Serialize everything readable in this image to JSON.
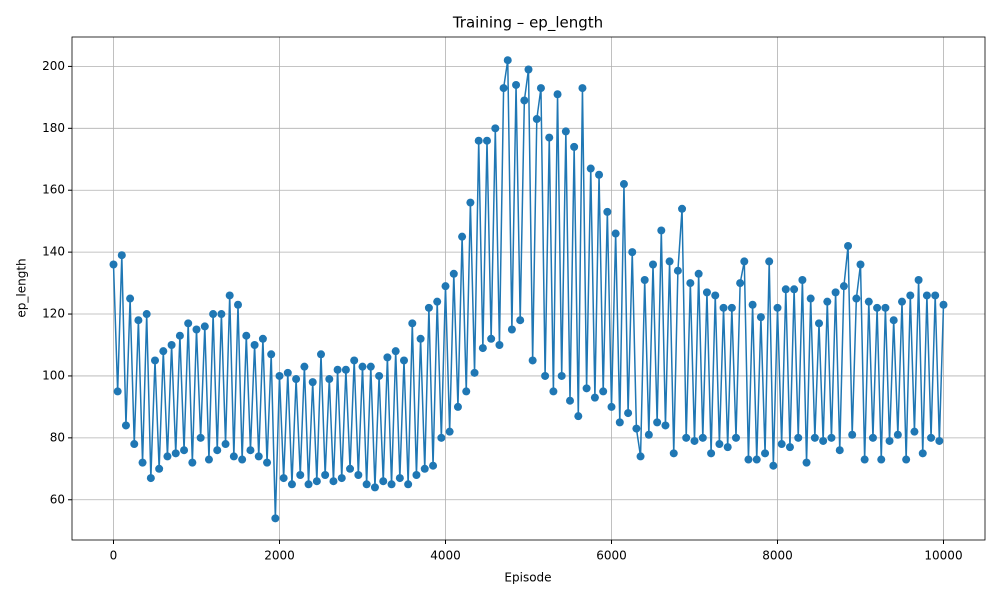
{
  "chart_data": {
    "type": "line",
    "title": "Training – ep_length",
    "xlabel": "Episode",
    "ylabel": "ep_length",
    "x": [
      0,
      50,
      100,
      150,
      200,
      250,
      300,
      350,
      400,
      450,
      500,
      550,
      600,
      650,
      700,
      750,
      800,
      850,
      900,
      950,
      1000,
      1050,
      1100,
      1150,
      1200,
      1250,
      1300,
      1350,
      1400,
      1450,
      1500,
      1550,
      1600,
      1650,
      1700,
      1750,
      1800,
      1850,
      1900,
      1950,
      2000,
      2050,
      2100,
      2150,
      2200,
      2250,
      2300,
      2350,
      2400,
      2450,
      2500,
      2550,
      2600,
      2650,
      2700,
      2750,
      2800,
      2850,
      2900,
      2950,
      3000,
      3050,
      3100,
      3150,
      3200,
      3250,
      3300,
      3350,
      3400,
      3450,
      3500,
      3550,
      3600,
      3650,
      3700,
      3750,
      3800,
      3850,
      3900,
      3950,
      4000,
      4050,
      4100,
      4150,
      4200,
      4250,
      4300,
      4350,
      4400,
      4450,
      4500,
      4550,
      4600,
      4650,
      4700,
      4750,
      4800,
      4850,
      4900,
      4950,
      5000,
      5050,
      5100,
      5150,
      5200,
      5250,
      5300,
      5350,
      5400,
      5450,
      5500,
      5550,
      5600,
      5650,
      5700,
      5750,
      5800,
      5850,
      5900,
      5950,
      6000,
      6050,
      6100,
      6150,
      6200,
      6250,
      6300,
      6350,
      6400,
      6450,
      6500,
      6550,
      6600,
      6650,
      6700,
      6750,
      6800,
      6850,
      6900,
      6950,
      7000,
      7050,
      7100,
      7150,
      7200,
      7250,
      7300,
      7350,
      7400,
      7450,
      7500,
      7550,
      7600,
      7650,
      7700,
      7750,
      7800,
      7850,
      7900,
      7950,
      8000,
      8050,
      8100,
      8150,
      8200,
      8250,
      8300,
      8350,
      8400,
      8450,
      8500,
      8550,
      8600,
      8650,
      8700,
      8750,
      8800,
      8850,
      8900,
      8950,
      9000,
      9050,
      9100,
      9150,
      9200,
      9250,
      9300,
      9350,
      9400,
      9450,
      9500,
      9550,
      9600,
      9650,
      9700,
      9750,
      9800,
      9850,
      9900,
      9950,
      10000
    ],
    "series": [
      {
        "color": "#1f77b4",
        "values": [
          136,
          95,
          139,
          84,
          125,
          78,
          118,
          72,
          120,
          67,
          105,
          70,
          108,
          74,
          110,
          75,
          113,
          76,
          117,
          72,
          115,
          80,
          116,
          73,
          120,
          76,
          120,
          78,
          126,
          74,
          123,
          73,
          113,
          76,
          110,
          74,
          112,
          72,
          107,
          54,
          100,
          67,
          101,
          65,
          99,
          68,
          103,
          65,
          98,
          66,
          107,
          68,
          99,
          66,
          102,
          67,
          102,
          70,
          105,
          68,
          103,
          65,
          103,
          64,
          100,
          66,
          106,
          65,
          108,
          67,
          105,
          65,
          117,
          68,
          112,
          70,
          122,
          71,
          124,
          80,
          129,
          82,
          133,
          90,
          145,
          95,
          156,
          101,
          176,
          109,
          176,
          112,
          180,
          110,
          193,
          202,
          115,
          194,
          118,
          189,
          199,
          105,
          183,
          193,
          100,
          177,
          95,
          191,
          100,
          179,
          92,
          174,
          87,
          193,
          96,
          167,
          93,
          165,
          95,
          153,
          90,
          146,
          85,
          162,
          88,
          140,
          83,
          74,
          131,
          81,
          136,
          85,
          147,
          84,
          137,
          75,
          134,
          154,
          80,
          130,
          79,
          133,
          80,
          127,
          75,
          126,
          78,
          122,
          77,
          122,
          80,
          130,
          137,
          73,
          123,
          73,
          119,
          75,
          137,
          71,
          122,
          78,
          128,
          77,
          128,
          80,
          131,
          72,
          125,
          80,
          117,
          79,
          124,
          80,
          127,
          76,
          129,
          142,
          81,
          125,
          136,
          73,
          124,
          80,
          122,
          73,
          122,
          79,
          118,
          81,
          124,
          73,
          126,
          82,
          131,
          75,
          126,
          80,
          126,
          79,
          123
        ]
      }
    ],
    "xlim": [
      -500,
      10500
    ],
    "ylim": [
      47,
      209.5
    ],
    "xticks": [
      0,
      2000,
      4000,
      6000,
      8000,
      10000
    ],
    "yticks": [
      60,
      80,
      100,
      120,
      140,
      160,
      180,
      200
    ],
    "grid": true
  }
}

++++++++

● **What to produce**
Leave out the pictures and restate everything else word for word.

● **Completed exercise**
Serialize everything readable in this image to JSON.
{
  "chart_data": {
    "type": "line",
    "title": "Training – ep_length",
    "xlabel": "Episode",
    "ylabel": "ep_length",
    "x": [
      0,
      50,
      100,
      150,
      200,
      250,
      300,
      350,
      400,
      450,
      500,
      550,
      600,
      650,
      700,
      750,
      800,
      850,
      900,
      950,
      1000,
      1050,
      1100,
      1150,
      1200,
      1250,
      1300,
      1350,
      1400,
      1450,
      1500,
      1550,
      1600,
      1650,
      1700,
      1750,
      1800,
      1850,
      1900,
      1950,
      2000,
      2050,
      2100,
      2150,
      2200,
      2250,
      2300,
      2350,
      2400,
      2450,
      2500,
      2550,
      2600,
      2650,
      2700,
      2750,
      2800,
      2850,
      2900,
      2950,
      3000,
      3050,
      3100,
      3150,
      3200,
      3250,
      3300,
      3350,
      3400,
      3450,
      3500,
      3550,
      3600,
      3650,
      3700,
      3750,
      3800,
      3850,
      3900,
      3950,
      4000,
      4050,
      4100,
      4150,
      4200,
      4250,
      4300,
      4350,
      4400,
      4450,
      4500,
      4550,
      4600,
      4650,
      4700,
      4750,
      4800,
      4850,
      4900,
      4950,
      5000,
      5050,
      5100,
      5150,
      5200,
      5250,
      5300,
      5350,
      5400,
      5450,
      5500,
      5550,
      5600,
      5650,
      5700,
      5750,
      5800,
      5850,
      5900,
      5950,
      6000,
      6050,
      6100,
      6150,
      6200,
      6250,
      6300,
      6350,
      6400,
      6450,
      6500,
      6550,
      6600,
      6650,
      6700,
      6750,
      6800,
      6850,
      6900,
      6950,
      7000,
      7050,
      7100,
      7150,
      7200,
      7250,
      7300,
      7350,
      7400,
      7450,
      7500,
      7550,
      7600,
      7650,
      7700,
      7750,
      7800,
      7850,
      7900,
      7950,
      8000,
      8050,
      8100,
      8150,
      8200,
      8250,
      8300,
      8350,
      8400,
      8450,
      8500,
      8550,
      8600,
      8650,
      8700,
      8750,
      8800,
      8850,
      8900,
      8950,
      9000,
      9050,
      9100,
      9150,
      9200,
      9250,
      9300,
      9350,
      9400,
      9450,
      9500,
      9550,
      9600,
      9650,
      9700,
      9750,
      9800,
      9850,
      9900,
      9950,
      10000
    ],
    "series": [
      {
        "color": "#1f77b4",
        "values": [
          136,
          95,
          139,
          84,
          125,
          78,
          118,
          72,
          120,
          67,
          105,
          70,
          108,
          74,
          110,
          75,
          113,
          76,
          117,
          72,
          115,
          80,
          116,
          73,
          120,
          76,
          120,
          78,
          126,
          74,
          123,
          73,
          113,
          76,
          110,
          74,
          112,
          72,
          107,
          54,
          100,
          67,
          101,
          65,
          99,
          68,
          103,
          65,
          98,
          66,
          107,
          68,
          99,
          66,
          102,
          67,
          102,
          70,
          105,
          68,
          103,
          65,
          103,
          64,
          100,
          66,
          106,
          65,
          108,
          67,
          105,
          65,
          117,
          68,
          112,
          70,
          122,
          71,
          124,
          80,
          129,
          82,
          133,
          90,
          145,
          95,
          156,
          101,
          176,
          109,
          176,
          112,
          180,
          110,
          193,
          202,
          115,
          194,
          118,
          189,
          199,
          105,
          183,
          193,
          100,
          177,
          95,
          191,
          100,
          179,
          92,
          174,
          87,
          193,
          96,
          167,
          93,
          165,
          95,
          153,
          90,
          146,
          85,
          162,
          88,
          140,
          83,
          74,
          131,
          81,
          136,
          85,
          147,
          84,
          137,
          75,
          134,
          154,
          80,
          130,
          79,
          133,
          80,
          127,
          75,
          126,
          78,
          122,
          77,
          122,
          80,
          130,
          137,
          73,
          123,
          73,
          119,
          75,
          137,
          71,
          122,
          78,
          128,
          77,
          128,
          80,
          131,
          72,
          125,
          80,
          117,
          79,
          124,
          80,
          127,
          76,
          129,
          142,
          81,
          125,
          136,
          73,
          124,
          80,
          122,
          73,
          122,
          79,
          118,
          81,
          124,
          73,
          126,
          82,
          131,
          75,
          126,
          80,
          126,
          79,
          123
        ]
      }
    ],
    "xlim": [
      -500,
      10500
    ],
    "ylim": [
      47,
      209.5
    ],
    "xticks": [
      0,
      2000,
      4000,
      6000,
      8000,
      10000
    ],
    "yticks": [
      60,
      80,
      100,
      120,
      140,
      160,
      180,
      200
    ],
    "grid": true
  }
}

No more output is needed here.